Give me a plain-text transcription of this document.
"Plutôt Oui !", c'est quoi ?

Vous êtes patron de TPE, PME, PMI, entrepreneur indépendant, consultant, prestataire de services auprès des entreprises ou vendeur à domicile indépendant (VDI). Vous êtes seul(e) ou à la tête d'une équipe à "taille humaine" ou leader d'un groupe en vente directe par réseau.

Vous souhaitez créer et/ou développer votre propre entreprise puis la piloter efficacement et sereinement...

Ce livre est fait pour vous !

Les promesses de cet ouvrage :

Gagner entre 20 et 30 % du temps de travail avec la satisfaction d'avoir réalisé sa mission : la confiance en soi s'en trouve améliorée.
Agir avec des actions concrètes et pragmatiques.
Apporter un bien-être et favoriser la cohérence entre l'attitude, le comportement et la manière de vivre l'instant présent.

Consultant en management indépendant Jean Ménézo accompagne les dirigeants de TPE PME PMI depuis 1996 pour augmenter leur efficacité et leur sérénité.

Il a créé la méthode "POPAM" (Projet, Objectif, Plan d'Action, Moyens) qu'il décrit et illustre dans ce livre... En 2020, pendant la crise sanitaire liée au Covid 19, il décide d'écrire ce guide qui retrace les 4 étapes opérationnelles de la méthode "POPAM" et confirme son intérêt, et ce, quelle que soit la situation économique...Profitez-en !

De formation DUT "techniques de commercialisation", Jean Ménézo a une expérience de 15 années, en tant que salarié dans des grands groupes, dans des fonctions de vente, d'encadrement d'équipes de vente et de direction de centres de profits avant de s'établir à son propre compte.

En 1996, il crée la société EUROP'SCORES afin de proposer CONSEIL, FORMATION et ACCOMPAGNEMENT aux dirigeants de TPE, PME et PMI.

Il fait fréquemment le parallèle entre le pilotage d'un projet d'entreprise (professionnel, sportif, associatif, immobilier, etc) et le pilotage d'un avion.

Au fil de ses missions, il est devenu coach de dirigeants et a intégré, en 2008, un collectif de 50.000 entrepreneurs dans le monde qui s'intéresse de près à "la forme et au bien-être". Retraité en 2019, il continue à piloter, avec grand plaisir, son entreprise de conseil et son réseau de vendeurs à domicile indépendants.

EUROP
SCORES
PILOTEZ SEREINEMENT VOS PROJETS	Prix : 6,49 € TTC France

##########

#### Directive
Only lines holding the string "pour" are wanted; gather each one from the entries above.

#### Complete output
Ce livre est fait pour vous !
Consultant en management indépendant Jean Ménézo accompagne les dirigeants de TPE PME PMI depuis 1996 pour augmenter leur efficacité et leur sérénité.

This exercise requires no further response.